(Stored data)
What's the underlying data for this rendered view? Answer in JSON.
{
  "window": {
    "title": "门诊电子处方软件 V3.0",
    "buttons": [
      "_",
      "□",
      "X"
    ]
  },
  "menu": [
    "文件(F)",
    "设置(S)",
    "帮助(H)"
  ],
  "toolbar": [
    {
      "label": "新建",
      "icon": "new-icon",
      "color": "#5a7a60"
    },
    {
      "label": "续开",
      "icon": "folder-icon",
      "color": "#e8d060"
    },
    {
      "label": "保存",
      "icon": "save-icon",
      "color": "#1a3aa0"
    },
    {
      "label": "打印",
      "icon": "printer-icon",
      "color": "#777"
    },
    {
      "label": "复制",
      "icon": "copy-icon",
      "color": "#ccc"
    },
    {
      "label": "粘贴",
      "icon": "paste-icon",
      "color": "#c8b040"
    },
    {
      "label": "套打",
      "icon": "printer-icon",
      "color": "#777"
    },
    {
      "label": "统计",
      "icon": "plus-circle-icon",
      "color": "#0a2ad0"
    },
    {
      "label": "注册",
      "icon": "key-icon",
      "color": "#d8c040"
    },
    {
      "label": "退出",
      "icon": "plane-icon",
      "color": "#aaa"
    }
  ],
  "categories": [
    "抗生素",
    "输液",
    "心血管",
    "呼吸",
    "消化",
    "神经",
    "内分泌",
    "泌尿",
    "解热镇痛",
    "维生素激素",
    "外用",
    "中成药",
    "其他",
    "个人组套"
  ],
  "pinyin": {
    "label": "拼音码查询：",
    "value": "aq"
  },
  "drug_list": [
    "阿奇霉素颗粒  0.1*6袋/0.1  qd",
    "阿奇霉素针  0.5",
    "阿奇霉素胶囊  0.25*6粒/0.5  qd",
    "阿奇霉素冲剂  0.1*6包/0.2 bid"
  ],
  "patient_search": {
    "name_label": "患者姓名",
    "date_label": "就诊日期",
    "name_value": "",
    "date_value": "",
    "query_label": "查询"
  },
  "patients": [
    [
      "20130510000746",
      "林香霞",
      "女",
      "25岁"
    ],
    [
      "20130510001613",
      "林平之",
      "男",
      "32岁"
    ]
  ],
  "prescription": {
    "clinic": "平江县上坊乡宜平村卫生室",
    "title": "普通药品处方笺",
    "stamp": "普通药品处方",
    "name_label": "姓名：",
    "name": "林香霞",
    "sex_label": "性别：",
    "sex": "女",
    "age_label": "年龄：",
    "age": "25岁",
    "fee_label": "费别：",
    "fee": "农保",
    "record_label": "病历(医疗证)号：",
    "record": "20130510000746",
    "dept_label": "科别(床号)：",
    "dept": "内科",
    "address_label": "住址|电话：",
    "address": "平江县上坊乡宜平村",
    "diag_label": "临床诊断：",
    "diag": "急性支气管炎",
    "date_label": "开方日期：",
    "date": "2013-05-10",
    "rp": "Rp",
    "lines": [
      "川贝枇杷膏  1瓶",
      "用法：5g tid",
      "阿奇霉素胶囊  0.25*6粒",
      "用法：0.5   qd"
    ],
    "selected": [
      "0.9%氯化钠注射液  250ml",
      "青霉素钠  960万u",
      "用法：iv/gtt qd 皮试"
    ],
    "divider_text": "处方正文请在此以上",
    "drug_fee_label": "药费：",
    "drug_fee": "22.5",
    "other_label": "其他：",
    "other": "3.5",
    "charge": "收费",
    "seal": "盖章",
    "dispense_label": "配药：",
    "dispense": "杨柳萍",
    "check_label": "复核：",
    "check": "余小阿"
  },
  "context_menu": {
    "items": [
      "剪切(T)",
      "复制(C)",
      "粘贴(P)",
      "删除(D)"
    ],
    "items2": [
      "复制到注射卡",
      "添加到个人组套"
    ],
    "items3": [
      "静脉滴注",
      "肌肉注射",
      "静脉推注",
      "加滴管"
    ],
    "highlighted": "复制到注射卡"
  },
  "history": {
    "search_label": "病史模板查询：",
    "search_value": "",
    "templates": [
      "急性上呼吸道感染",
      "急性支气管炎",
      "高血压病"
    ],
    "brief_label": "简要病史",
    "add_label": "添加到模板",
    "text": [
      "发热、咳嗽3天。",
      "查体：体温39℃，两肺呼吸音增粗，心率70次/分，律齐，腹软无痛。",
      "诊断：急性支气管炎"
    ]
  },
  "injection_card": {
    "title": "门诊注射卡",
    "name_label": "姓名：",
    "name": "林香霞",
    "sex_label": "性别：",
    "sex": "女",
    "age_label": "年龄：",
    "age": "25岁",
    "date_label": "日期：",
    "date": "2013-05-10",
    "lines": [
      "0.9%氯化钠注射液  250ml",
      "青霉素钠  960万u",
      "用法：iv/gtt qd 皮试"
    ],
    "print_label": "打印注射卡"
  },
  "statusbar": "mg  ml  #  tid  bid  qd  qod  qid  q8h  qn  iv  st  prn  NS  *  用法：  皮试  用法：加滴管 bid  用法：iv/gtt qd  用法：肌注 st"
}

▸ **Task to complete**
Output the full set of entries exactly as they were given.

▸ **Answer for the task**
What's the underlying data for this rendered view? Answer in JSON.
{
  "window": {
    "title": "门诊电子处方软件 V3.0",
    "buttons": [
      "_",
      "□",
      "X"
    ]
  },
  "menu": [
    "文件(F)",
    "设置(S)",
    "帮助(H)"
  ],
  "toolbar": [
    {
      "label": "新建",
      "icon": "new-icon",
      "color": "#5a7a60"
    },
    {
      "label": "续开",
      "icon": "folder-icon",
      "color": "#e8d060"
    },
    {
      "label": "保存",
      "icon": "save-icon",
      "color": "#1a3aa0"
    },
    {
      "label": "打印",
      "icon": "printer-icon",
      "color": "#777"
    },
    {
      "label": "复制",
      "icon": "copy-icon",
      "color": "#ccc"
    },
    {
      "label": "粘贴",
      "icon": "paste-icon",
      "color": "#c8b040"
    },
    {
      "label": "套打",
      "icon": "printer-icon",
      "color": "#777"
    },
    {
      "label": "统计",
      "icon": "plus-circle-icon",
      "color": "#0a2ad0"
    },
    {
      "label": "注册",
      "icon": "key-icon",
      "color": "#d8c040"
    },
    {
      "label": "退出",
      "icon": "plane-icon",
      "color": "#aaa"
    }
  ],
  "categories": [
    "抗生素",
    "输液",
    "心血管",
    "呼吸",
    "消化",
    "神经",
    "内分泌",
    "泌尿",
    "解热镇痛",
    "维生素激素",
    "外用",
    "中成药",
    "其他",
    "个人组套"
  ],
  "pinyin": {
    "label": "拼音码查询：",
    "value": "aq"
  },
  "drug_list": [
    "阿奇霉素颗粒  0.1*6袋/0.1  qd",
    "阿奇霉素针  0.5",
    "阿奇霉素胶囊  0.25*6粒/0.5  qd",
    "阿奇霉素冲剂  0.1*6包/0.2 bid"
  ],
  "patient_search": {
    "name_label": "患者姓名",
    "date_label": "就诊日期",
    "name_value": "",
    "date_value": "",
    "query_label": "查询"
  },
  "patients": [
    [
      "20130510000746",
      "林香霞",
      "女",
      "25岁"
    ],
    [
      "20130510001613",
      "林平之",
      "男",
      "32岁"
    ]
  ],
  "prescription": {
    "clinic": "平江县上坊乡宜平村卫生室",
    "title": "普通药品处方笺",
    "stamp": "普通药品处方",
    "name_label": "姓名：",
    "name": "林香霞",
    "sex_label": "性别：",
    "sex": "女",
    "age_label": "年龄：",
    "age": "25岁",
    "fee_label": "费别：",
    "fee": "农保",
    "record_label": "病历(医疗证)号：",
    "record": "20130510000746",
    "dept_label": "科别(床号)：",
    "dept": "内科",
    "address_label": "住址|电话：",
    "address": "平江县上坊乡宜平村",
    "diag_label": "临床诊断：",
    "diag": "急性支气管炎",
    "date_label": "开方日期：",
    "date": "2013-05-10",
    "rp": "Rp",
    "lines": [
      "川贝枇杷膏  1瓶",
      "用法：5g tid",
      "阿奇霉素胶囊  0.25*6粒",
      "用法：0.5   qd"
    ],
    "selected": [
      "0.9%氯化钠注射液  250ml",
      "青霉素钠  960万u",
      "用法：iv/gtt qd 皮试"
    ],
    "divider_text": "处方正文请在此以上",
    "drug_fee_label": "药费：",
    "drug_fee": "22.5",
    "other_label": "其他：",
    "other": "3.5",
    "charge": "收费",
    "seal": "盖章",
    "dispense_label": "配药：",
    "dispense": "杨柳萍",
    "check_label": "复核：",
    "check": "余小阿"
  },
  "context_menu": {
    "items": [
      "剪切(T)",
      "复制(C)",
      "粘贴(P)",
      "删除(D)"
    ],
    "items2": [
      "复制到注射卡",
      "添加到个人组套"
    ],
    "items3": [
      "静脉滴注",
      "肌肉注射",
      "静脉推注",
      "加滴管"
    ],
    "highlighted": "复制到注射卡"
  },
  "history": {
    "search_label": "病史模板查询：",
    "search_value": "",
    "templates": [
      "急性上呼吸道感染",
      "急性支气管炎",
      "高血压病"
    ],
    "brief_label": "简要病史",
    "add_label": "添加到模板",
    "text": [
      "发热、咳嗽3天。",
      "查体：体温39℃，两肺呼吸音增粗，心率70次/分，律齐，腹软无痛。",
      "诊断：急性支气管炎"
    ]
  },
  "injection_card": {
    "title": "门诊注射卡",
    "name_label": "姓名：",
    "name": "林香霞",
    "sex_label": "性别：",
    "sex": "女",
    "age_label": "年龄：",
    "age": "25岁",
    "date_label": "日期：",
    "date": "2013-05-10",
    "lines": [
      "0.9%氯化钠注射液  250ml",
      "青霉素钠  960万u",
      "用法：iv/gtt qd 皮试"
    ],
    "print_label": "打印注射卡"
  },
  "statusbar": "mg  ml  #  tid  bid  qd  qod  qid  q8h  qn  iv  st  prn  NS  *  用法：  皮试  用法：加滴管 bid  用法：iv/gtt qd  用法：肌注 st"
}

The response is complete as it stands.